Your task is to transcribe, word for word, the line containing "Extract all readable text from this page." and all lines that follow it to the end of the entries. Leave out the pictures.
+ + + +
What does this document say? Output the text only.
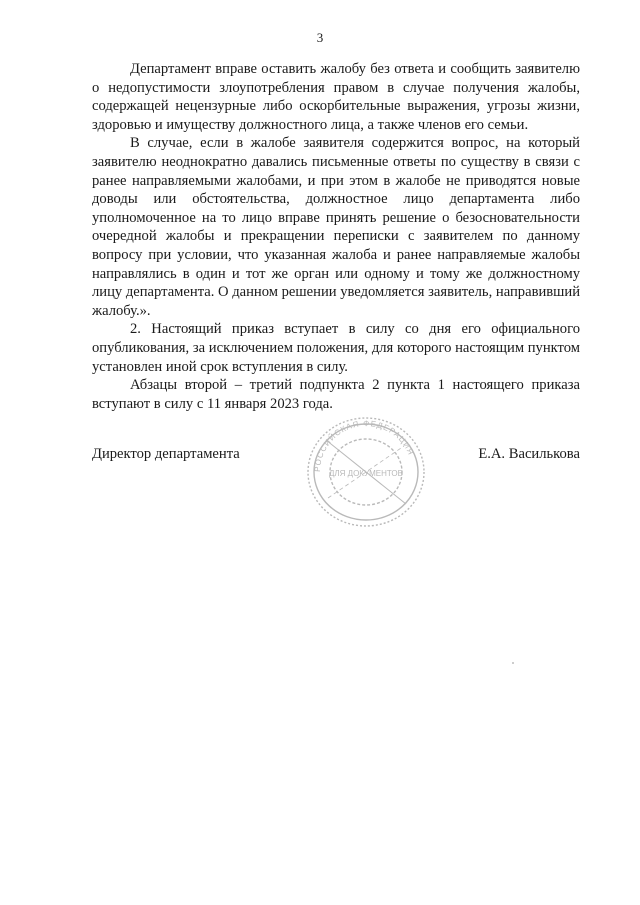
3

Департамент вправе оставить жалобу без ответа и сообщить заявителю о недопустимости злоупотребления правом в случае получения жалобы, содержащей нецензурные либо оскорбительные выражения, угрозы жизни, здоровью и имуществу должностного лица, а также членов его семьи.

В случае, если в жалобе заявителя содержится вопрос, на который заявителю неоднократно давались письменные ответы по существу в связи с ранее направляемыми жалобами, и при этом в жалобе не приводятся новые доводы или обстоятельства, должностное лицо департамента либо уполномоченное на то лицо вправе принять решение о безосновательности очередной жалобы и прекращении переписки с заявителем по данному вопросу при условии, что указанная жалоба и ранее направляемые жалобы направлялись в один и тот же орган или одному и тому же должностному лицу департамента. О данном решении уведомляется заявитель, направивший жалобу.».

2. Настоящий приказ вступает в силу со дня его официального опубликования, за исключением положения, для которого настоящим пунктом установлен иной срок вступления в силу.

Абзацы второй – третий подпункта 2 пункта 1 настоящего приказа вступают в силу с 11 января 2023 года.

Директор департамента
РОССИЙСКАЯ ФЕДЕРАЦИЯ
ДЛЯ ДОКУМЕНТОВ
Е.А. Василькова
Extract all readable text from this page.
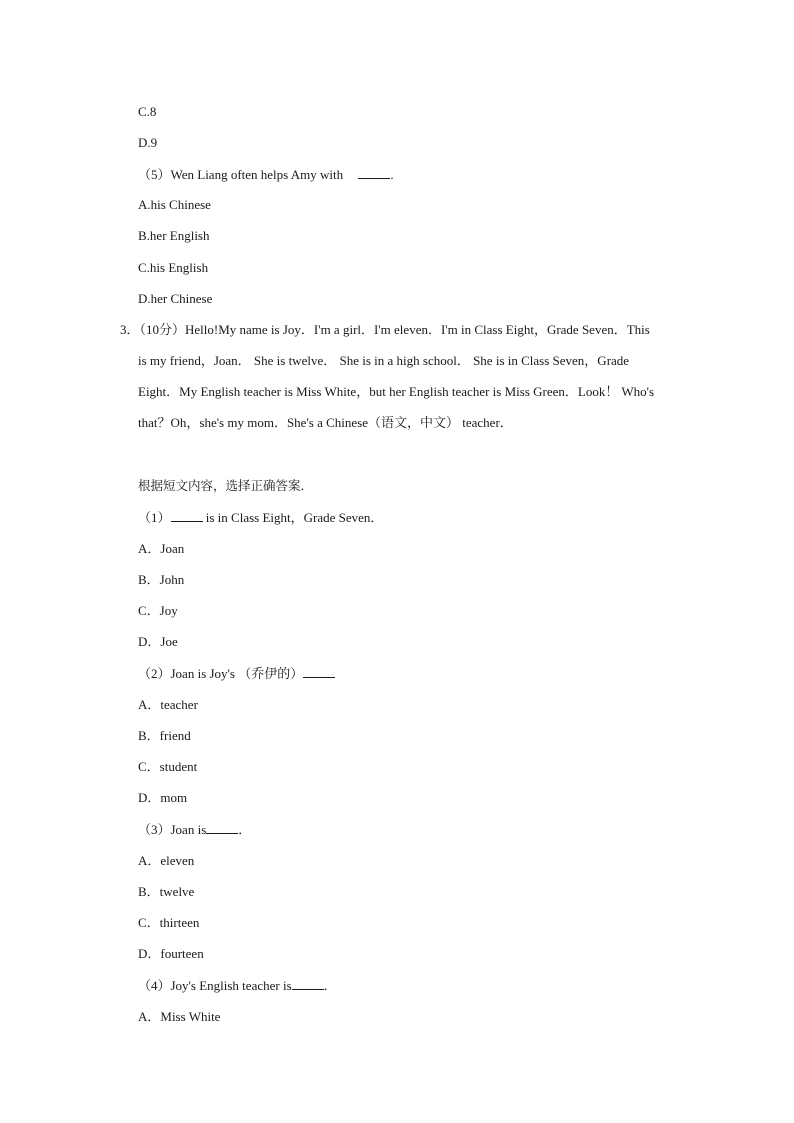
C.8
D.9
（5）Wen Liang often helps Amy with	.
A.his Chinese
B.her English
C.his English
D.her Chinese
3．（10分）Hello!My name is Joy．I'm a girl．I'm eleven．I'm in Class Eight，Grade Seven．This
is my friend，Joan． She is twelve． She is in a high school． She is in Class Seven，Grade
Eight．My English teacher is Miss White，but her English teacher is Miss Green．Look！ Who's
that？Oh，she's my mom．She's a Chinese（语文，中文） teacher．
根据短文内容，选择正确答案．
（1） is in Class Eight，Grade Seven．
A．Joan
B．John
C．Joy
D．Joe
（2）Joan is Joy's （乔伊的）
A．teacher
B．friend
C．student
D．mom
（3）Joan is ．
A．eleven
B．twelve
C．thirteen
D．fourteen
（4）Joy's English teacher is ．
A．Miss White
+ + + +
## Response to this exercise
Extract all readable text from this page.
C.8
D.9
（5）Wen Liang often helps Amy with	.
A.his Chinese
B.her English
C.his English
D.her Chinese
3．（10分）Hello!My name is Joy．I'm a girl．I'm eleven．I'm in Class Eight，Grade Seven．This
is my friend，Joan． She is twelve． She is in a high school． She is in Class Seven，Grade
Eight．My English teacher is Miss White，but her English teacher is Miss Green．Look！ Who's
that？Oh，she's my mom．She's a Chinese（语文，中文） teacher．
根据短文内容，选择正确答案．
（1） is in Class Eight，Grade Seven．
A．Joan
B．John
C．Joy
D．Joe
（2）Joan is Joy's （乔伊的）
A．teacher
B．friend
C．student
D．mom
（3）Joan is ．
A．eleven
B．twelve
C．thirteen
D．fourteen
（4）Joy's English teacher is ．
A．Miss White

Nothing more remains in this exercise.